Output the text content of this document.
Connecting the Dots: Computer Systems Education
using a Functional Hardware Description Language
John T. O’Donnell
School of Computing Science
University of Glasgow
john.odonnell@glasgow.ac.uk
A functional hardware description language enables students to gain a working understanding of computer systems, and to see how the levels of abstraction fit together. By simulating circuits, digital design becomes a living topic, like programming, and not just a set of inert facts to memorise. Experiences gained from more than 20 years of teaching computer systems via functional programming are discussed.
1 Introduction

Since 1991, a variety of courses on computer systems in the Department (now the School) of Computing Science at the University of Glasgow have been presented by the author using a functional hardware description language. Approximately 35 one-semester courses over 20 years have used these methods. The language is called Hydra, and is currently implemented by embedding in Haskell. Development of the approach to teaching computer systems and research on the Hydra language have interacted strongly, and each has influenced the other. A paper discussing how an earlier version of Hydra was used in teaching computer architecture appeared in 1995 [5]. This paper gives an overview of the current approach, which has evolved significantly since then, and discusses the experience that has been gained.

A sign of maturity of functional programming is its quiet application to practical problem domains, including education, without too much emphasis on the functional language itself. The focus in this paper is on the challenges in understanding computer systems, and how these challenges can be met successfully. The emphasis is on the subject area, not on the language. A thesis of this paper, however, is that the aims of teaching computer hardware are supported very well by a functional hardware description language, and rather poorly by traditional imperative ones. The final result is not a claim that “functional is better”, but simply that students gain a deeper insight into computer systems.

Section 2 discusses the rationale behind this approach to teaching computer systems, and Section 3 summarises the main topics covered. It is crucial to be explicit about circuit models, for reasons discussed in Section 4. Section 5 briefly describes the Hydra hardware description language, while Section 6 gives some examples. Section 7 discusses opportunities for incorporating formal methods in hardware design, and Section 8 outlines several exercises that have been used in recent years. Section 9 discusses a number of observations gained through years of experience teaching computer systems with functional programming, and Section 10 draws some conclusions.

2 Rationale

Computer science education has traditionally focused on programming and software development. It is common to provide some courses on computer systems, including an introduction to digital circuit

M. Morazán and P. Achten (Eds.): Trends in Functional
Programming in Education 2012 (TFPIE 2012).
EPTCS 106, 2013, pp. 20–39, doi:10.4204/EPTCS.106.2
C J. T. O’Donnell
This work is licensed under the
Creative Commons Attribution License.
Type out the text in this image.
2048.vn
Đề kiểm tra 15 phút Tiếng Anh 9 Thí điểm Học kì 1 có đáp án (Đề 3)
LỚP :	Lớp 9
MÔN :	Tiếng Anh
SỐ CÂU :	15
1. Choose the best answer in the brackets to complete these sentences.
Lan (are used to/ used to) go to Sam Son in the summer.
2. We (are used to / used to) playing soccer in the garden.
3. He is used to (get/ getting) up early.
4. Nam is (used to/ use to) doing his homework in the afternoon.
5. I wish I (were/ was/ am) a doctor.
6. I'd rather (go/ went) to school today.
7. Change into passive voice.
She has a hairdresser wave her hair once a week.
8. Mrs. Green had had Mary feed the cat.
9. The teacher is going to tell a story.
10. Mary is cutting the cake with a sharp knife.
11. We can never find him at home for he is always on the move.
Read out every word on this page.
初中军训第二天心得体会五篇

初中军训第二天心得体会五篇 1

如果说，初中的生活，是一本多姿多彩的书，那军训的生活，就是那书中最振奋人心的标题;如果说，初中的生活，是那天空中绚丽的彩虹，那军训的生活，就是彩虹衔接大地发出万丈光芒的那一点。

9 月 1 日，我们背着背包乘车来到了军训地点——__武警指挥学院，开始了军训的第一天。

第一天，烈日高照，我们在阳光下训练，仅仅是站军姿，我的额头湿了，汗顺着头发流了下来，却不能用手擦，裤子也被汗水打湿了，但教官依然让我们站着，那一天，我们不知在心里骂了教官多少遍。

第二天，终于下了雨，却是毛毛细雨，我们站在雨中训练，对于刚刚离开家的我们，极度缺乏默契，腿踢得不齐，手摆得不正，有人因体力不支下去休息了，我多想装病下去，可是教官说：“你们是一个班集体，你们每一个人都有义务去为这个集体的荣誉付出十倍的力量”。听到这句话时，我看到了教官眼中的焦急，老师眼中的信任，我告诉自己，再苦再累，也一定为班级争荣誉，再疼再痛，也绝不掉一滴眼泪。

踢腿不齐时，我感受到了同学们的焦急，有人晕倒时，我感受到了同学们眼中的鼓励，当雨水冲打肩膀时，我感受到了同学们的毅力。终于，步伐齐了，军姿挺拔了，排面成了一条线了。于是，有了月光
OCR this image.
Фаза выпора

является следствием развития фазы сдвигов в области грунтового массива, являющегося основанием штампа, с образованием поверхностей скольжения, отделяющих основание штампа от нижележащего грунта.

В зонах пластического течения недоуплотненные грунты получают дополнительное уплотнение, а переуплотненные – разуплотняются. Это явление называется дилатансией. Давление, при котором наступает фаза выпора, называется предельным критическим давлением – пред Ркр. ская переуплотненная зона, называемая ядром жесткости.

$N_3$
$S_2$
- - -
#### [YOUR GOAL]
Search the data for "text" and list every line in which it occurs.

#### [EXPECTED OUTPUT]
Output the text content of this document.
Type out the text in this image.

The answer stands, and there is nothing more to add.